**DIRECTIVE**
In the listing below, locate the lines that hold "generation" and copy them.

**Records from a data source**
====
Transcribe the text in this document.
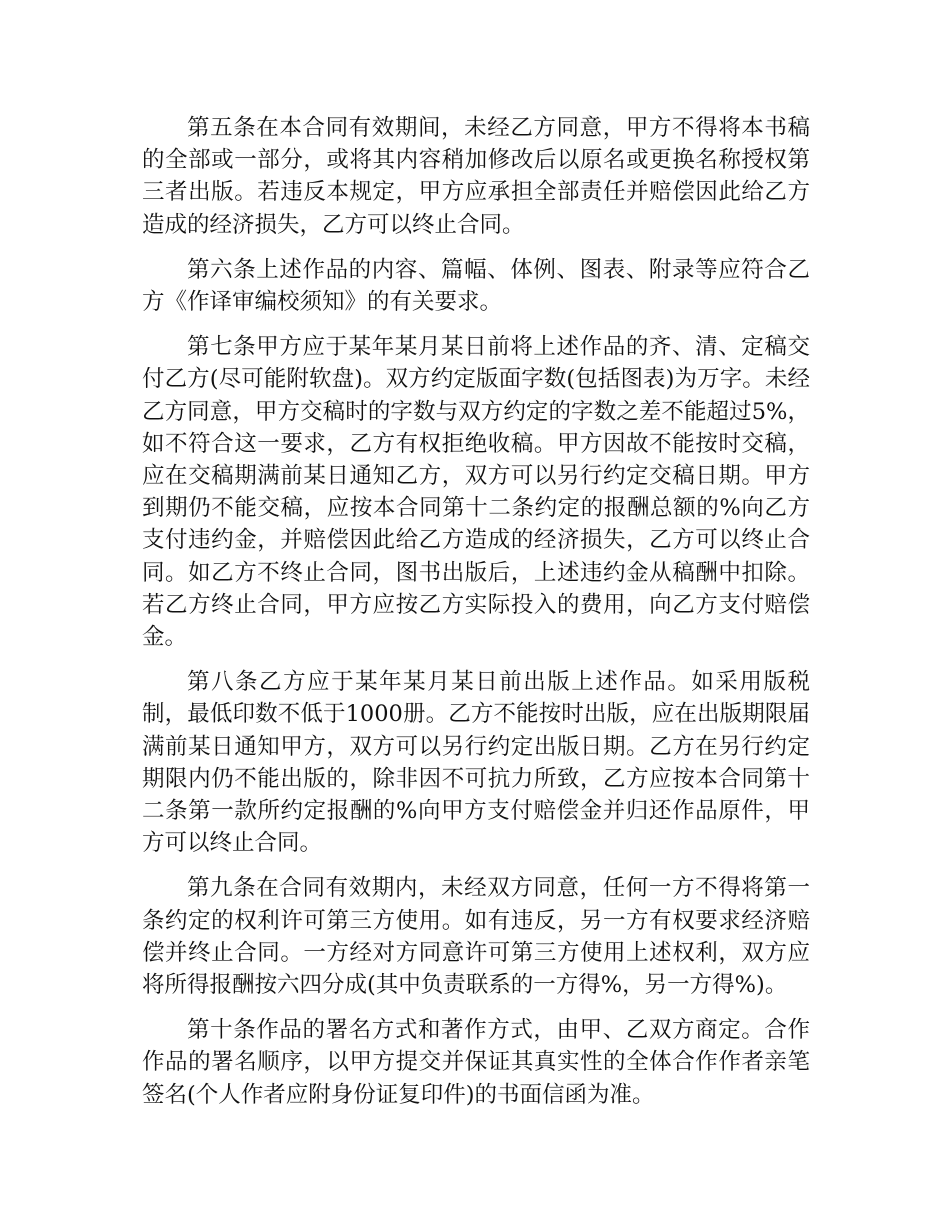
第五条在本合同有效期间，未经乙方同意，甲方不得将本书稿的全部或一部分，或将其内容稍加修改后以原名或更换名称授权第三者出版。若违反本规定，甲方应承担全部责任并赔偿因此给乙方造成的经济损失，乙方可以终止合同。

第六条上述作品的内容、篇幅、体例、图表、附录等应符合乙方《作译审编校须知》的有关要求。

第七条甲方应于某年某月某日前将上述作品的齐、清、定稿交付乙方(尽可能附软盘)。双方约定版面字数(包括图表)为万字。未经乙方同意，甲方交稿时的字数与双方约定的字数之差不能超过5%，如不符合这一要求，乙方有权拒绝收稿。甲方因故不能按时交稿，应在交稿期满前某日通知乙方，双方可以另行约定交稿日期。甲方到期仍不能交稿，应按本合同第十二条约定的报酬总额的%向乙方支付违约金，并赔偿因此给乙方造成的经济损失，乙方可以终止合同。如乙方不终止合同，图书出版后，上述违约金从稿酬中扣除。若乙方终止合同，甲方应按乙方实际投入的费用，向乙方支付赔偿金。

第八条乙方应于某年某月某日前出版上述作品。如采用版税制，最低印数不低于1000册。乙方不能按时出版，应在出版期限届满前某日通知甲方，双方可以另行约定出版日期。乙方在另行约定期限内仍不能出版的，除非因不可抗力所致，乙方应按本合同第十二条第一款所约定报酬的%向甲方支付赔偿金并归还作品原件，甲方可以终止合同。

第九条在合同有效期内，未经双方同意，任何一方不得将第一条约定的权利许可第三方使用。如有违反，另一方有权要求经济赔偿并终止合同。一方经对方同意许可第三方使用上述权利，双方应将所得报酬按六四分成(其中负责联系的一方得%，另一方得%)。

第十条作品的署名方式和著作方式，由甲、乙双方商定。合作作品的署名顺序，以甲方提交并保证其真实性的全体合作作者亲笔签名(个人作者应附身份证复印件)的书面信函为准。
====
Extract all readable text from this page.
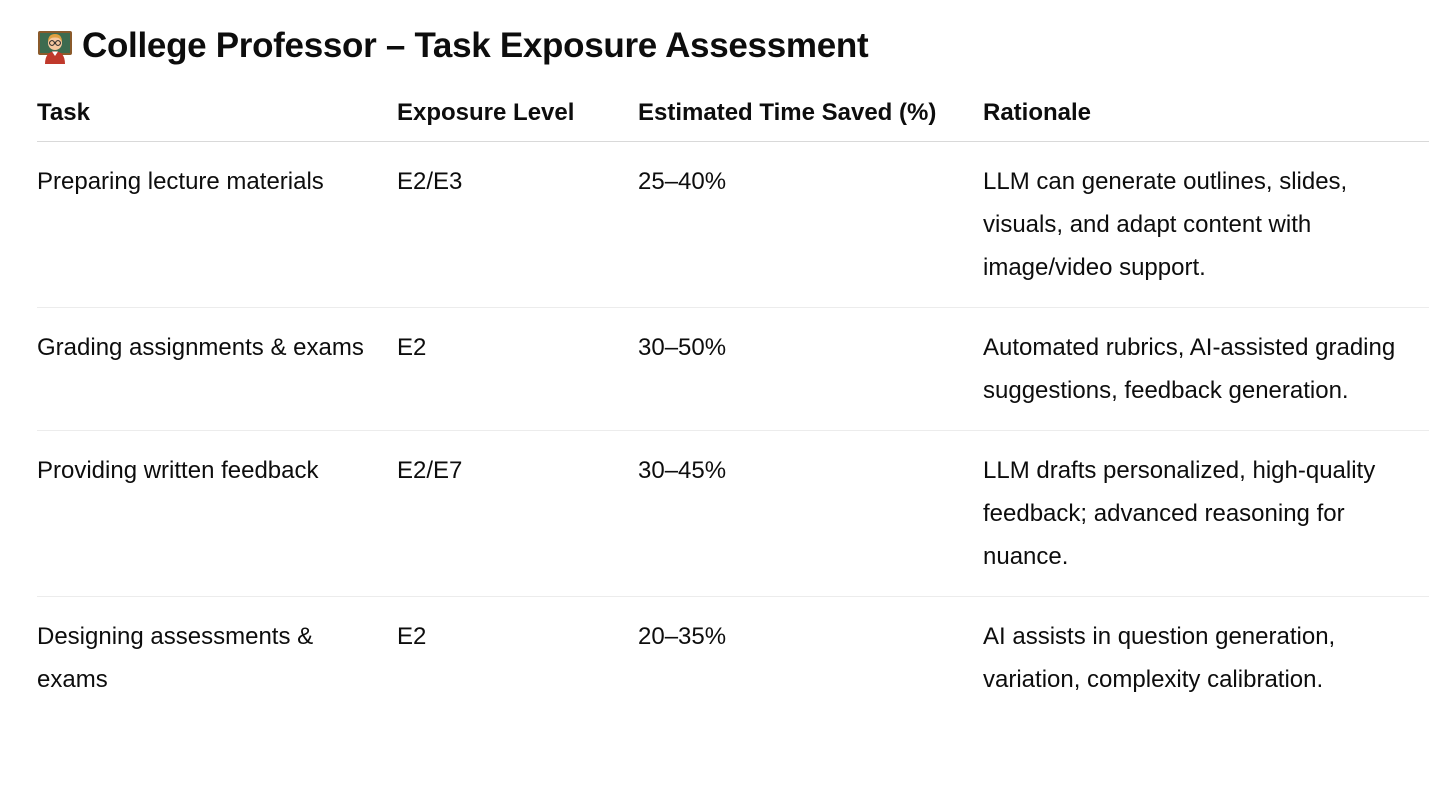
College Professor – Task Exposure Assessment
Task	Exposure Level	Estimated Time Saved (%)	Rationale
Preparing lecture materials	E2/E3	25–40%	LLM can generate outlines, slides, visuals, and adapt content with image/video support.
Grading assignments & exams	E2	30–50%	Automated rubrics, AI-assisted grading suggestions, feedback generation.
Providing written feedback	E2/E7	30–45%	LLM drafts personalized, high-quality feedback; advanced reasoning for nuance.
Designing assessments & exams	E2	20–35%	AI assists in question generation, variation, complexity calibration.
====
**FINAL RESULT**
Grading assignments & exams	E2	30–50%	Automated rubrics, AI-assisted grading suggestions, feedback generation.
Designing assessments & exams	E2	20–35%	AI assists in question generation, variation, complexity calibration.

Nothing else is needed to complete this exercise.